GIVEN DATA:

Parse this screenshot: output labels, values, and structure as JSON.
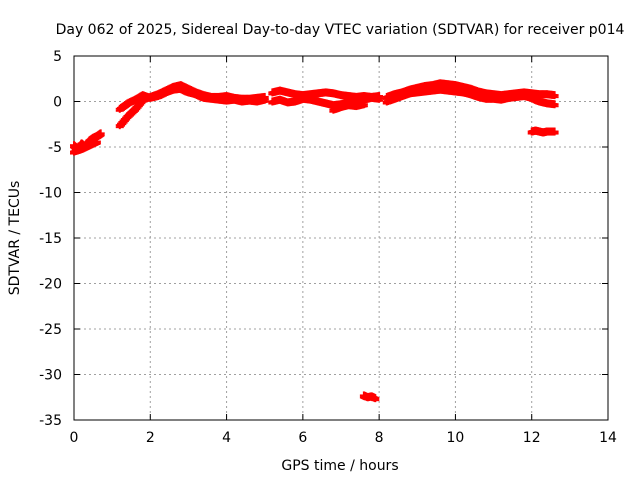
{
  "chart_data": {
    "type": "scatter",
    "title": "Day 062 of 2025, Sidereal Day-to-day VTEC variation (SDTVAR) for receiver p014",
    "xlabel": "GPS time / hours",
    "ylabel": "SDTVAR / TECUs",
    "xlim": [
      0,
      14
    ],
    "ylim": [
      -35,
      5
    ],
    "xticks": [
      0,
      2,
      4,
      6,
      8,
      10,
      12,
      14
    ],
    "yticks": [
      5,
      0,
      -5,
      -10,
      -15,
      -20,
      -25,
      -30,
      -35
    ],
    "grid": true,
    "marker_color": "#ff0000",
    "series": [
      {
        "x": [
          0.0,
          0.1,
          0.2,
          0.3,
          0.4,
          0.5,
          0.6,
          0.7
        ],
        "y": [
          -4.8,
          -5.2,
          -4.6,
          -5.0,
          -4.3,
          -4.0,
          -3.8,
          -3.5
        ]
      },
      {
        "x": [
          0.0,
          0.15,
          0.3,
          0.45,
          0.6
        ],
        "y": [
          -5.5,
          -5.3,
          -5.0,
          -4.7,
          -4.4
        ]
      },
      {
        "x": [
          1.2,
          1.4,
          1.6,
          1.8,
          2.0,
          2.2,
          2.4,
          2.6,
          2.8,
          3.0,
          3.2,
          3.4,
          3.6,
          3.8,
          4.0,
          4.2,
          4.4,
          4.6,
          4.8,
          5.0
        ],
        "y": [
          -2.6,
          -1.6,
          -0.8,
          0.2,
          0.5,
          0.8,
          1.2,
          1.6,
          1.8,
          1.4,
          1.0,
          0.7,
          0.5,
          0.5,
          0.6,
          0.4,
          0.3,
          0.3,
          0.4,
          0.5
        ]
      },
      {
        "x": [
          1.2,
          1.4,
          1.6,
          1.8,
          2.0,
          2.2,
          2.4,
          2.6,
          2.8,
          3.0,
          3.2,
          3.4,
          3.6,
          3.8,
          4.0,
          4.2,
          4.4,
          4.6,
          4.8,
          5.0
        ],
        "y": [
          -0.8,
          -0.2,
          0.2,
          0.7,
          0.4,
          0.6,
          1.0,
          1.3,
          1.4,
          1.0,
          0.8,
          0.4,
          0.3,
          0.2,
          0.1,
          0.2,
          0.0,
          0.1,
          0.0,
          0.2
        ]
      },
      {
        "x": [
          5.2,
          5.4,
          5.6,
          5.8,
          6.0,
          6.2,
          6.4,
          6.6,
          6.8,
          7.0,
          7.2,
          7.4,
          7.6,
          7.8,
          8.0
        ],
        "y": [
          1.0,
          1.2,
          1.0,
          0.8,
          0.7,
          0.8,
          0.9,
          1.0,
          0.9,
          0.7,
          0.6,
          0.5,
          0.6,
          0.5,
          0.6
        ]
      },
      {
        "x": [
          5.2,
          5.4,
          5.6,
          5.8,
          6.0,
          6.2,
          6.4,
          6.6,
          6.8,
          7.0,
          7.2,
          7.4,
          7.6,
          7.8,
          8.0
        ],
        "y": [
          0.0,
          0.2,
          -0.1,
          0.0,
          0.3,
          0.2,
          0.0,
          -0.2,
          -0.4,
          -0.3,
          -0.1,
          0.1,
          0.2,
          0.4,
          0.3
        ]
      },
      {
        "x": [
          6.8,
          7.0,
          7.2,
          7.4,
          7.6
        ],
        "y": [
          -0.9,
          -0.6,
          -0.4,
          -0.5,
          -0.3
        ]
      },
      {
        "x": [
          7.6,
          7.7,
          7.8,
          7.9
        ],
        "y": [
          -32.3,
          -32.5,
          -32.4,
          -32.6
        ]
      },
      {
        "x": [
          8.2,
          8.4,
          8.6,
          8.8,
          9.0,
          9.2,
          9.4,
          9.6,
          9.8,
          10.0,
          10.2,
          10.4,
          10.6,
          10.8,
          11.0,
          11.2,
          11.4,
          11.6,
          11.8,
          12.0,
          12.2,
          12.4,
          12.6
        ],
        "y": [
          0.5,
          0.8,
          1.0,
          1.3,
          1.5,
          1.7,
          1.8,
          2.0,
          1.9,
          1.8,
          1.6,
          1.4,
          1.1,
          0.9,
          0.8,
          0.7,
          0.8,
          0.9,
          1.0,
          0.9,
          0.8,
          0.8,
          0.7
        ]
      },
      {
        "x": [
          8.2,
          8.4,
          8.6,
          8.8,
          9.0,
          9.2,
          9.4,
          9.6,
          9.8,
          10.0,
          10.2,
          10.4,
          10.6,
          10.8,
          11.0,
          11.2,
          11.4,
          11.6,
          11.8,
          12.0,
          12.2,
          12.4,
          12.6
        ],
        "y": [
          0.0,
          0.3,
          0.6,
          0.9,
          1.0,
          1.1,
          1.2,
          1.3,
          1.2,
          1.1,
          1.0,
          0.8,
          0.5,
          0.3,
          0.3,
          0.2,
          0.4,
          0.5,
          0.6,
          0.4,
          0.0,
          -0.2,
          -0.3
        ]
      },
      {
        "x": [
          12.0,
          12.1,
          12.2,
          12.3,
          12.4,
          12.5,
          12.6
        ],
        "y": [
          -3.3,
          -3.2,
          -3.3,
          -3.4,
          -3.3,
          -3.3,
          -3.3
        ]
      }
    ]
  }
}
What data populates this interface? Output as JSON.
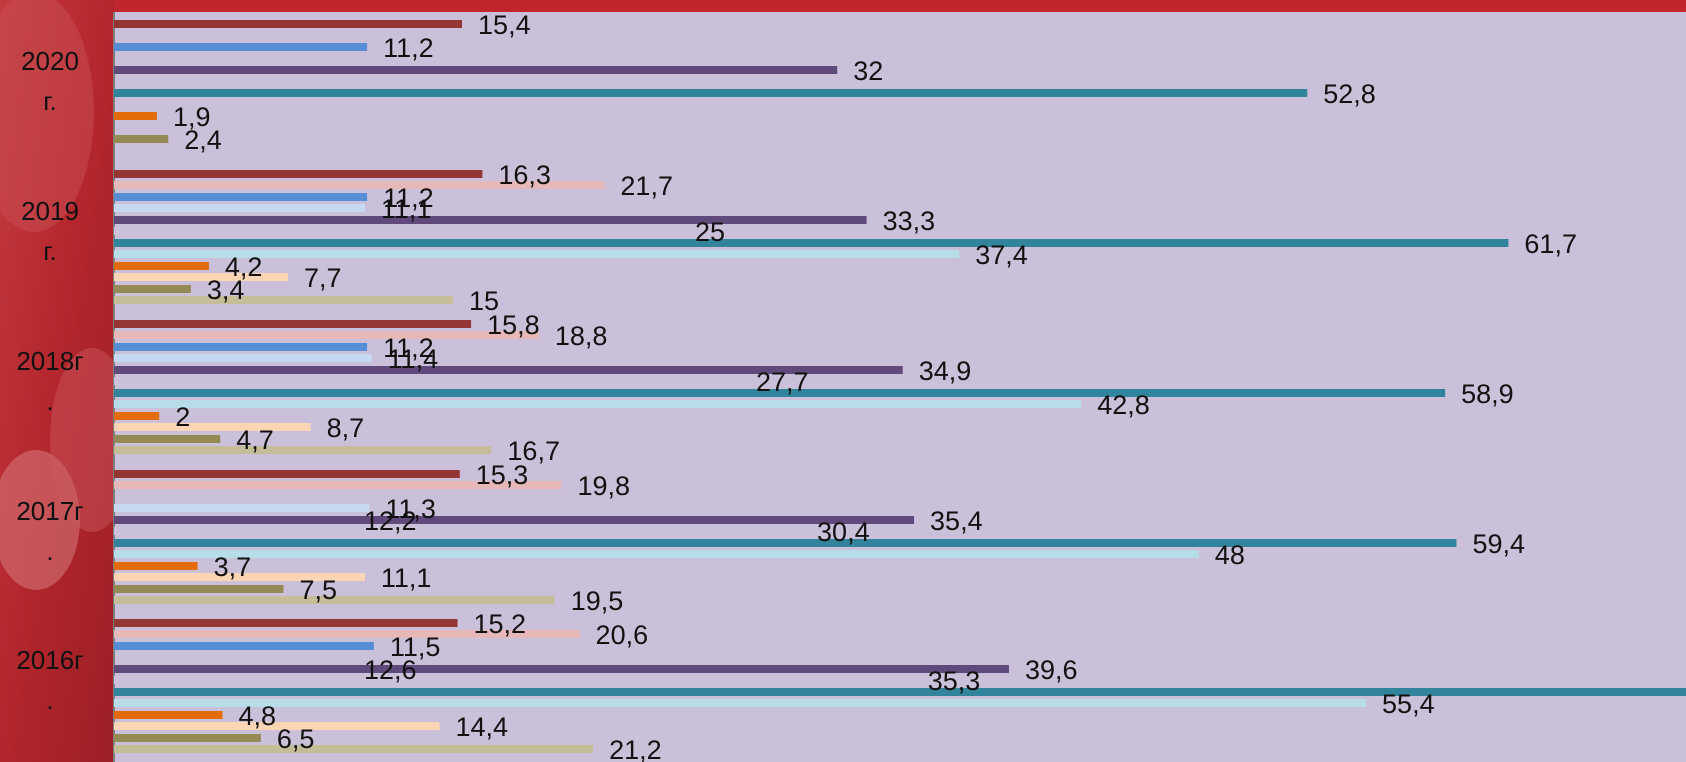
{
  "chart_data": {
    "type": "bar",
    "orientation": "horizontal",
    "title": "",
    "xlabel": "",
    "ylabel": "",
    "xlim": [
      0,
      72
    ],
    "grid": false,
    "legend": "none",
    "group_labels": [
      [
        "2020",
        "г."
      ],
      [
        "2019",
        "г."
      ],
      [
        "2018г",
        "."
      ],
      [
        "2017г",
        "."
      ],
      [
        "2016г",
        "."
      ]
    ],
    "series": [
      {
        "color": "#943634",
        "values": [
          15.4,
          16.3,
          15.8,
          15.3,
          15.2
        ]
      },
      {
        "color": "#e6b9b8",
        "values": [
          null,
          21.7,
          18.8,
          19.8,
          20.6
        ]
      },
      {
        "color": "#558ed5",
        "values": [
          11.2,
          11.2,
          11.2,
          null,
          11.5
        ]
      },
      {
        "color": "#c6d9f1",
        "values": [
          null,
          11.1,
          11.4,
          11.3,
          null
        ]
      },
      {
        "color": "#604a7b",
        "values": [
          32,
          33.3,
          34.9,
          35.4,
          39.6
        ]
      },
      {
        "color": "#ccc1da",
        "values": [
          null,
          25,
          27.7,
          30.4,
          35.3
        ]
      },
      {
        "color": "#31849b",
        "values": [
          52.8,
          61.7,
          58.9,
          59.4,
          71.1
        ]
      },
      {
        "color": "#b7dee8",
        "values": [
          null,
          37.4,
          42.8,
          48,
          55.4
        ]
      },
      {
        "color": "#e36c09",
        "values": [
          1.9,
          4.2,
          2,
          3.7,
          4.8
        ]
      },
      {
        "color": "#fcd5b5",
        "values": [
          null,
          7.7,
          8.7,
          11.1,
          14.4
        ]
      },
      {
        "color": "#948a54",
        "values": [
          2.4,
          3.4,
          4.7,
          7.5,
          6.5
        ]
      },
      {
        "color": "#c4bd97",
        "values": [
          null,
          15,
          16.7,
          19.5,
          21.2
        ]
      }
    ],
    "extra_labels": [
      {
        "group": 3,
        "row": 2,
        "text": "12,2"
      },
      {
        "group": 4,
        "row": 2,
        "text": "12,6"
      }
    ]
  },
  "colors": {
    "plot_background": "#cbc0d9",
    "sidebar_red": "#b3262d",
    "top_band": "#c0272d",
    "axis_line": "#7f7f7f"
  }
}
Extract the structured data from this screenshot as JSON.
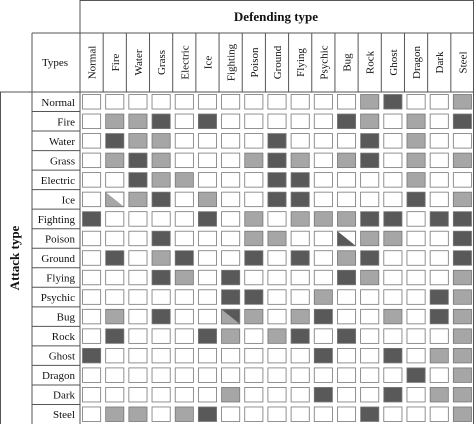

OBJECTIVE: All of the records above must be copied exactly, except for the pictures.

THE SOLUTION:
Parse this screenshot: output labels, values, and structure as JSON.
{
  "chart_data": {
    "type": "scatter",
    "title": "Day 062 of 2025, Sidereal Day-to-day VTEC variation (SDTVAR) for receiver p014",
    "xlabel": "GPS time / hours",
    "ylabel": "SDTVAR / TECUs",
    "xlim": [
      0,
      14
    ],
    "ylim": [
      -35,
      5
    ],
    "xticks": [
      0,
      2,
      4,
      6,
      8,
      10,
      12,
      14
    ],
    "yticks": [
      5,
      0,
      -5,
      -10,
      -15,
      -20,
      -25,
      -30,
      -35
    ],
    "grid": true,
    "marker_color": "#ff0000",
    "series": [
      {
        "x": [
          0.0,
          0.1,
          0.2,
          0.3,
          0.4,
          0.5,
          0.6,
          0.7
        ],
        "y": [
          -4.8,
          -5.2,
          -4.6,
          -5.0,
          -4.3,
          -4.0,
          -3.8,
          -3.5
        ]
      },
      {
        "x": [
          0.0,
          0.15,
          0.3,
          0.45,
          0.6
        ],
        "y": [
          -5.5,
          -5.3,
          -5.0,
          -4.7,
          -4.4
        ]
      },
      {
        "x": [
          1.2,
          1.4,
          1.6,
          1.8,
          2.0,
          2.2,
          2.4,
          2.6,
          2.8,
          3.0,
          3.2,
          3.4,
          3.6,
          3.8,
          4.0,
          4.2,
          4.4,
          4.6,
          4.8,
          5.0
        ],
        "y": [
          -2.6,
          -1.6,
          -0.8,
          0.2,
          0.5,
          0.8,
          1.2,
          1.6,
          1.8,
          1.4,
          1.0,
          0.7,
          0.5,
          0.5,
          0.6,
          0.4,
          0.3,
          0.3,
          0.4,
          0.5
        ]
      },
      {
        "x": [
          1.2,
          1.4,
          1.6,
          1.8,
          2.0,
          2.2,
          2.4,
          2.6,
          2.8,
          3.0,
          3.2,
          3.4,
          3.6,
          3.8,
          4.0,
          4.2,
          4.4,
          4.6,
          4.8,
          5.0
        ],
        "y": [
          -0.8,
          -0.2,
          0.2,
          0.7,
          0.4,
          0.6,
          1.0,
          1.3,
          1.4,
          1.0,
          0.8,
          0.4,
          0.3,
          0.2,
          0.1,
          0.2,
          0.0,
          0.1,
          0.0,
          0.2
        ]
      },
      {
        "x": [
          5.2,
          5.4,
          5.6,
          5.8,
          6.0,
          6.2,
          6.4,
          6.6,
          6.8,
          7.0,
          7.2,
          7.4,
          7.6,
          7.8,
          8.0
        ],
        "y": [
          1.0,
          1.2,
          1.0,
          0.8,
          0.7,
          0.8,
          0.9,
          1.0,
          0.9,
          0.7,
          0.6,
          0.5,
          0.6,
          0.5,
          0.6
        ]
      },
      {
        "x": [
          5.2,
          5.4,
          5.6,
          5.8,
          6.0,
          6.2,
          6.4,
          6.6,
          6.8,
          7.0,
          7.2,
          7.4,
          7.6,
          7.8,
          8.0
        ],
        "y": [
          0.0,
          0.2,
          -0.1,
          0.0,
          0.3,
          0.2,
          0.0,
          -0.2,
          -0.4,
          -0.3,
          -0.1,
          0.1,
          0.2,
          0.4,
          0.3
        ]
      },
      {
        "x": [
          6.8,
          7.0,
          7.2,
          7.4,
          7.6
        ],
        "y": [
          -0.9,
          -0.6,
          -0.4,
          -0.5,
          -0.3
        ]
      },
      {
        "x": [
          7.6,
          7.7,
          7.8,
          7.9
        ],
        "y": [
          -32.3,
          -32.5,
          -32.4,
          -32.6
        ]
      },
      {
        "x": [
          8.2,
          8.4,
          8.6,
          8.8,
          9.0,
          9.2,
          9.4,
          9.6,
          9.8,
          10.0,
          10.2,
          10.4,
          10.6,
          10.8,
          11.0,
          11.2,
          11.4,
          11.6,
          11.8,
          12.0,
          12.2,
          12.4,
          12.6
        ],
        "y": [
          0.5,
          0.8,
          1.0,
          1.3,
          1.5,
          1.7,
          1.8,
          2.0,
          1.9,
          1.8,
          1.6,
          1.4,
          1.1,
          0.9,
          0.8,
          0.7,
          0.8,
          0.9,
          1.0,
          0.9,
          0.8,
          0.8,
          0.7
        ]
      },
      {
        "x": [
          8.2,
          8.4,
          8.6,
          8.8,
          9.0,
          9.2,
          9.4,
          9.6,
          9.8,
          10.0,
          10.2,
          10.4,
          10.6,
          10.8,
          11.0,
          11.2,
          11.4,
          11.6,
          11.8,
          12.0,
          12.2,
          12.4,
          12.6
        ],
        "y": [
          0.0,
          0.3,
          0.6,
          0.9,
          1.0,
          1.1,
          1.2,
          1.3,
          1.2,
          1.1,
          1.0,
          0.8,
          0.5,
          0.3,
          0.3,
          0.2,
          0.4,
          0.5,
          0.6,
          0.4,
          0.0,
          -0.2,
          -0.3
        ]
      },
      {
        "x": [
          12.0,
          12.1,
          12.2,
          12.3,
          12.4,
          12.5,
          12.6
        ],
        "y": [
          -3.3,
          -3.2,
          -3.3,
          -3.4,
          -3.3,
          -3.3,
          -3.3
        ]
      }
    ]
  }
}
What data populates this interface? Output as JSON.
{
  "chart_data": {
    "type": "bar",
    "orientation": "horizontal",
    "title": "",
    "xlabel": "",
    "ylabel": "",
    "xlim": [
      0,
      72
    ],
    "grid": false,
    "legend": "none",
    "group_labels": [
      [
        "2020",
        "г."
      ],
      [
        "2019",
        "г."
      ],
      [
        "2018г",
        "."
      ],
      [
        "2017г",
        "."
      ],
      [
        "2016г",
        "."
      ]
    ],
    "series": [
      {
        "color": "#943634",
        "values": [
          15.4,
          16.3,
          15.8,
          15.3,
          15.2
        ]
      },
      {
        "color": "#e6b9b8",
        "values": [
          null,
          21.7,
          18.8,
          19.8,
          20.6
        ]
      },
      {
        "color": "#558ed5",
        "values": [
          11.2,
          11.2,
          11.2,
          null,
          11.5
        ]
      },
      {
        "color": "#c6d9f1",
        "values": [
          null,
          11.1,
          11.4,
          11.3,
          null
        ]
      },
      {
        "color": "#604a7b",
        "values": [
          32,
          33.3,
          34.9,
          35.4,
          39.6
        ]
      },
      {
        "color": "#ccc1da",
        "values": [
          null,
          25,
          27.7,
          30.4,
          35.3
        ]
      },
      {
        "color": "#31849b",
        "values": [
          52.8,
          61.7,
          58.9,
          59.4,
          71.1
        ]
      },
      {
        "color": "#b7dee8",
        "values": [
          null,
          37.4,
          42.8,
          48,
          55.4
        ]
      },
      {
        "color": "#e36c09",
        "values": [
          1.9,
          4.2,
          2,
          3.7,
          4.8
        ]
      },
      {
        "color": "#fcd5b5",
        "values": [
          null,
          7.7,
          8.7,
          11.1,
          14.4
        ]
      },
      {
        "color": "#948a54",
        "values": [
          2.4,
          3.4,
          4.7,
          7.5,
          6.5
        ]
      },
      {
        "color": "#c4bd97",
        "values": [
          null,
          15,
          16.7,
          19.5,
          21.2
        ]
      }
    ],
    "extra_labels": [
      {
        "group": 3,
        "row": 2,
        "text": "12,2"
      },
      {
        "group": 4,
        "row": 2,
        "text": "12,6"
      }
    ]
  },
  "colors": {
    "plot_background": "#cbc0d9",
    "sidebar_red": "#b3262d",
    "top_band": "#c0272d",
    "axis_line": "#7f7f7f"
  }
}
Extract the structured data from this screenshot as JSON.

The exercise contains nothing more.